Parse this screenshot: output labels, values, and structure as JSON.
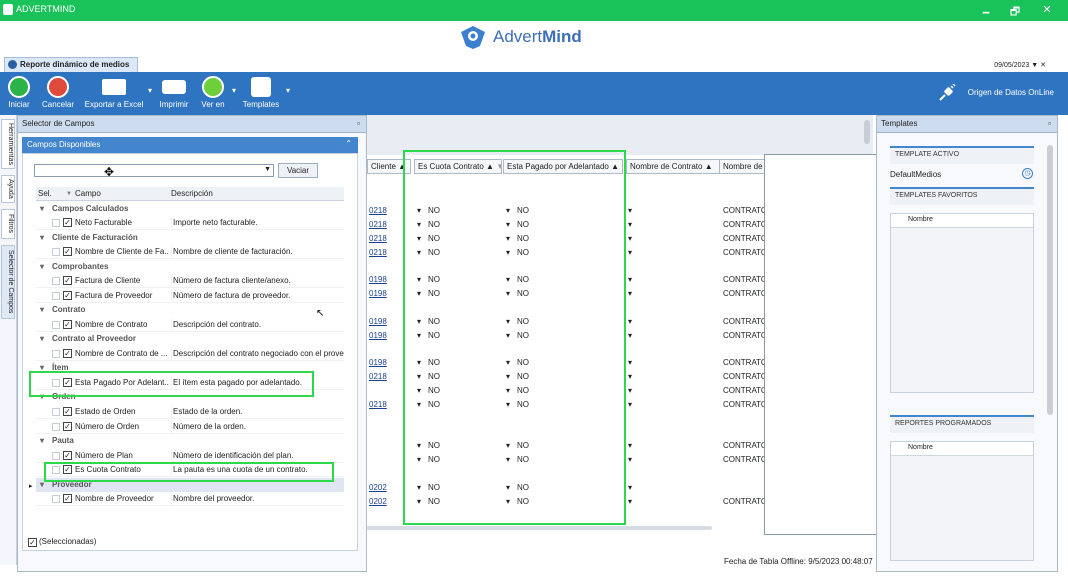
{
  "window": {
    "title": "ADVERTMIND",
    "minimize": "🗕",
    "restore": "🗗",
    "close": "✕"
  },
  "logo": {
    "text_a": "Advert",
    "text_b": "Mind"
  },
  "doc_tab": {
    "label": "Reporte dinámico de medios"
  },
  "date": "09/05/2023",
  "ribbon": {
    "buttons": [
      {
        "label": "Iniciar",
        "icon": "play-icon",
        "color": "#2bb34a"
      },
      {
        "label": "Cancelar",
        "icon": "cancel-icon",
        "color": "#e04a3c"
      },
      {
        "label": "Exportar a Excel",
        "icon": "excel-icon",
        "color": "#ffffff"
      },
      {
        "label": "Imprimir",
        "icon": "printer-icon",
        "color": "#ffffff"
      },
      {
        "label": "Ver en",
        "icon": "eye-icon",
        "color": "#6fcf3a"
      },
      {
        "label": "Templates",
        "icon": "save-icon",
        "color": "#ffffff"
      }
    ],
    "online_label": "Origen de Datos OnLine"
  },
  "left_tabs": [
    "Herramientas",
    "Ayuda",
    "Filtros",
    "Selector de Campos"
  ],
  "selector": {
    "panel_title": "Selector de Campos",
    "subpanel_title": "Campos Disponibles",
    "search_value": "",
    "clear_label": "Vaciar",
    "headers": {
      "sel": "Sel.",
      "campo": "Campo",
      "desc": "Descripción"
    },
    "rows": [
      {
        "type": "group",
        "name": "Campos Calculados"
      },
      {
        "type": "item",
        "name": "Neto Facturable",
        "desc": "Importe neto facturable."
      },
      {
        "type": "group",
        "name": "Cliente de Facturación"
      },
      {
        "type": "item",
        "name": "Nombre de Cliente de Fa...",
        "desc": "Nombre de cliente de facturación."
      },
      {
        "type": "group",
        "name": "Comprobantes"
      },
      {
        "type": "item",
        "name": "Factura de Cliente",
        "desc": "Número de factura cliente/anexo."
      },
      {
        "type": "item",
        "name": "Factura de Proveedor",
        "desc": "Número de factura de proveedor."
      },
      {
        "type": "group",
        "name": "Contrato"
      },
      {
        "type": "item",
        "name": "Nombre de Contrato",
        "desc": "Descripción del contrato."
      },
      {
        "type": "group",
        "name": "Contrato al Proveedor"
      },
      {
        "type": "item",
        "name": "Nombre de Contrato de ...",
        "desc": "Descripción del contrato negociado con el provee..."
      },
      {
        "type": "group",
        "name": "Ítem"
      },
      {
        "type": "item",
        "name": "Esta Pagado Por Adelant...",
        "desc": "El ítem esta pagado por adelantado."
      },
      {
        "type": "group",
        "name": "Orden"
      },
      {
        "type": "item",
        "name": "Estado de Orden",
        "desc": "Estado de la orden."
      },
      {
        "type": "item",
        "name": "Número de Orden",
        "desc": "Número de la orden."
      },
      {
        "type": "group",
        "name": "Pauta"
      },
      {
        "type": "item",
        "name": "Número de Plan",
        "desc": "Número de identificación del plan."
      },
      {
        "type": "item",
        "name": "Es Cuota Contrato",
        "desc": "La pauta es una cuota de un contrato."
      },
      {
        "type": "group",
        "name": "Proveedor"
      },
      {
        "type": "item",
        "name": "Nombre de Proveedor",
        "desc": "Nombre del proveedor."
      }
    ],
    "footer": "(Seleccionadas)"
  },
  "grid": {
    "columns": [
      "Cliente",
      "Es Cuota Contrato",
      "Esta Pagado por Adelantado",
      "Nombre de Contrato",
      "Nombre de C"
    ],
    "rows": [
      {
        "cliente": "0218",
        "cuota": "NO",
        "pagado": "NO",
        "contrato": "CONTRATO"
      },
      {
        "cliente": "0218",
        "cuota": "NO",
        "pagado": "NO",
        "contrato": "CONTRATO"
      },
      {
        "cliente": "0218",
        "cuota": "NO",
        "pagado": "NO",
        "contrato": "CONTRATO"
      },
      {
        "cliente": "0218",
        "cuota": "NO",
        "pagado": "NO",
        "contrato": "CONTRATO"
      },
      {
        "cliente": "0198",
        "cuota": "NO",
        "pagado": "NO",
        "contrato": "CONTRATO"
      },
      {
        "cliente": "0198",
        "cuota": "NO",
        "pagado": "NO",
        "contrato": "CONTRATO"
      },
      {
        "cliente": "0198",
        "cuota": "NO",
        "pagado": "NO",
        "contrato": "CONTRATO"
      },
      {
        "cliente": "0198",
        "cuota": "NO",
        "pagado": "NO",
        "contrato": "CONTRATO"
      },
      {
        "cliente": "0198",
        "cuota": "NO",
        "pagado": "NO",
        "contrato": "CONTRATO"
      },
      {
        "cliente": "0218",
        "cuota": "NO",
        "pagado": "NO",
        "contrato": "CONTRATO"
      },
      {
        "cliente": "",
        "cuota": "NO",
        "pagado": "NO",
        "contrato": "CONTRATO"
      },
      {
        "cliente": "0218",
        "cuota": "NO",
        "pagado": "NO",
        "contrato": "CONTRATO"
      },
      {
        "cliente": "",
        "cuota": "NO",
        "pagado": "NO",
        "contrato": "CONTRATO"
      },
      {
        "cliente": "",
        "cuota": "NO",
        "pagado": "NO",
        "contrato": "CONTRATO"
      },
      {
        "cliente": "0202",
        "cuota": "NO",
        "pagado": "NO",
        "contrato": ""
      },
      {
        "cliente": "0202",
        "cuota": "NO",
        "pagado": "NO",
        "contrato": "CONTRATO"
      }
    ],
    "offline_date": "Fecha de Tabla Offline: 9/5/2023 00:48:07"
  },
  "templates": {
    "panel_title": "Templates",
    "active_label": "TEMPLATE ACTIVO",
    "active_value": "DefaultMedios",
    "favorites_label": "TEMPLATES FAVORITOS",
    "favorites_col": "Nombre",
    "scheduled_label": "REPORTES PROGRAMADOS",
    "scheduled_col": "Nombre"
  }
}
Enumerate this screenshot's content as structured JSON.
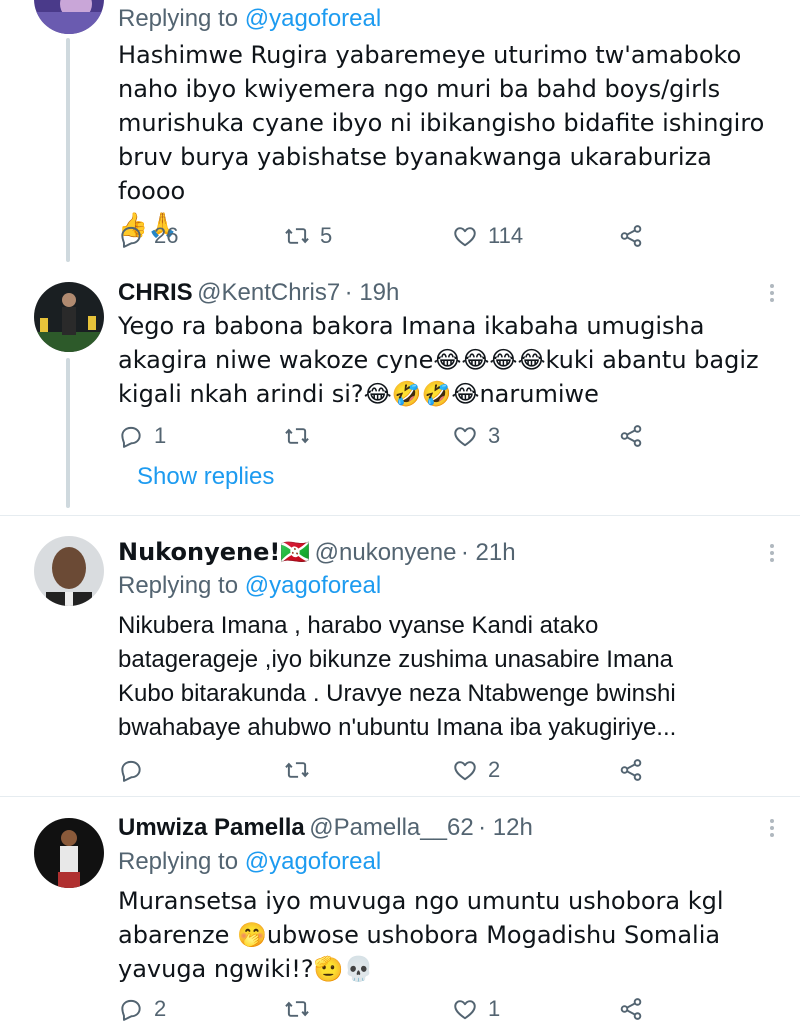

• _WHAT THE EXERCISE ASKS_
The data above should be repeated exactly, minus any pictures.

• _EXPECTED OUTPUT_
Parse this screenshot: output labels, values, and structure as JSON.
{
  "window": {
    "title": "ADVERTMIND",
    "minimize": "🗕",
    "restore": "🗗",
    "close": "✕"
  },
  "logo": {
    "text_a": "Advert",
    "text_b": "Mind"
  },
  "doc_tab": {
    "label": "Reporte dinámico de medios"
  },
  "date": "09/05/2023",
  "ribbon": {
    "buttons": [
      {
        "label": "Iniciar",
        "icon": "play-icon",
        "color": "#2bb34a"
      },
      {
        "label": "Cancelar",
        "icon": "cancel-icon",
        "color": "#e04a3c"
      },
      {
        "label": "Exportar a Excel",
        "icon": "excel-icon",
        "color": "#ffffff"
      },
      {
        "label": "Imprimir",
        "icon": "printer-icon",
        "color": "#ffffff"
      },
      {
        "label": "Ver en",
        "icon": "eye-icon",
        "color": "#6fcf3a"
      },
      {
        "label": "Templates",
        "icon": "save-icon",
        "color": "#ffffff"
      }
    ],
    "online_label": "Origen de Datos OnLine"
  },
  "left_tabs": [
    "Herramientas",
    "Ayuda",
    "Filtros",
    "Selector de Campos"
  ],
  "selector": {
    "panel_title": "Selector de Campos",
    "subpanel_title": "Campos Disponibles",
    "search_value": "",
    "clear_label": "Vaciar",
    "headers": {
      "sel": "Sel.",
      "campo": "Campo",
      "desc": "Descripción"
    },
    "rows": [
      {
        "type": "group",
        "name": "Campos Calculados"
      },
      {
        "type": "item",
        "name": "Neto Facturable",
        "desc": "Importe neto facturable."
      },
      {
        "type": "group",
        "name": "Cliente de Facturación"
      },
      {
        "type": "item",
        "name": "Nombre de Cliente de Fa...",
        "desc": "Nombre de cliente de facturación."
      },
      {
        "type": "group",
        "name": "Comprobantes"
      },
      {
        "type": "item",
        "name": "Factura de Cliente",
        "desc": "Número de factura cliente/anexo."
      },
      {
        "type": "item",
        "name": "Factura de Proveedor",
        "desc": "Número de factura de proveedor."
      },
      {
        "type": "group",
        "name": "Contrato"
      },
      {
        "type": "item",
        "name": "Nombre de Contrato",
        "desc": "Descripción del contrato."
      },
      {
        "type": "group",
        "name": "Contrato al Proveedor"
      },
      {
        "type": "item",
        "name": "Nombre de Contrato de ...",
        "desc": "Descripción del contrato negociado con el provee..."
      },
      {
        "type": "group",
        "name": "Ítem"
      },
      {
        "type": "item",
        "name": "Esta Pagado Por Adelant...",
        "desc": "El ítem esta pagado por adelantado."
      },
      {
        "type": "group",
        "name": "Orden"
      },
      {
        "type": "item",
        "name": "Estado de Orden",
        "desc": "Estado de la orden."
      },
      {
        "type": "item",
        "name": "Número de Orden",
        "desc": "Número de la orden."
      },
      {
        "type": "group",
        "name": "Pauta"
      },
      {
        "type": "item",
        "name": "Número de Plan",
        "desc": "Número de identificación del plan."
      },
      {
        "type": "item",
        "name": "Es Cuota Contrato",
        "desc": "La pauta es una cuota de un contrato."
      },
      {
        "type": "group",
        "name": "Proveedor"
      },
      {
        "type": "item",
        "name": "Nombre de Proveedor",
        "desc": "Nombre del proveedor."
      }
    ],
    "footer": "(Seleccionadas)"
  },
  "grid": {
    "columns": [
      "Cliente",
      "Es Cuota Contrato",
      "Esta Pagado por Adelantado",
      "Nombre de Contrato",
      "Nombre de C"
    ],
    "rows": [
      {
        "cliente": "0218",
        "cuota": "NO",
        "pagado": "NO",
        "contrato": "CONTRATO"
      },
      {
        "cliente": "0218",
        "cuota": "NO",
        "pagado": "NO",
        "contrato": "CONTRATO"
      },
      {
        "cliente": "0218",
        "cuota": "NO",
        "pagado": "NO",
        "contrato": "CONTRATO"
      },
      {
        "cliente": "0218",
        "cuota": "NO",
        "pagado": "NO",
        "contrato": "CONTRATO"
      },
      {
        "cliente": "0198",
        "cuota": "NO",
        "pagado": "NO",
        "contrato": "CONTRATO"
      },
      {
        "cliente": "0198",
        "cuota": "NO",
        "pagado": "NO",
        "contrato": "CONTRATO"
      },
      {
        "cliente": "0198",
        "cuota": "NO",
        "pagado": "NO",
        "contrato": "CONTRATO"
      },
      {
        "cliente": "0198",
        "cuota": "NO",
        "pagado": "NO",
        "contrato": "CONTRATO"
      },
      {
        "cliente": "0198",
        "cuota": "NO",
        "pagado": "NO",
        "contrato": "CONTRATO"
      },
      {
        "cliente": "0218",
        "cuota": "NO",
        "pagado": "NO",
        "contrato": "CONTRATO"
      },
      {
        "cliente": "",
        "cuota": "NO",
        "pagado": "NO",
        "contrato": "CONTRATO"
      },
      {
        "cliente": "0218",
        "cuota": "NO",
        "pagado": "NO",
        "contrato": "CONTRATO"
      },
      {
        "cliente": "",
        "cuota": "NO",
        "pagado": "NO",
        "contrato": "CONTRATO"
      },
      {
        "cliente": "",
        "cuota": "NO",
        "pagado": "NO",
        "contrato": "CONTRATO"
      },
      {
        "cliente": "0202",
        "cuota": "NO",
        "pagado": "NO",
        "contrato": ""
      },
      {
        "cliente": "0202",
        "cuota": "NO",
        "pagado": "NO",
        "contrato": "CONTRATO"
      }
    ],
    "offline_date": "Fecha de Tabla Offline: 9/5/2023 00:48:07"
  },
  "templates": {
    "panel_title": "Templates",
    "active_label": "TEMPLATE ACTIVO",
    "active_value": "DefaultMedios",
    "favorites_label": "TEMPLATES FAVORITOS",
    "favorites_col": "Nombre",
    "scheduled_label": "REPORTES PROGRAMADOS",
    "scheduled_col": "Nombre"
  }
}
Enumerate this screenshot's content as structured JSON.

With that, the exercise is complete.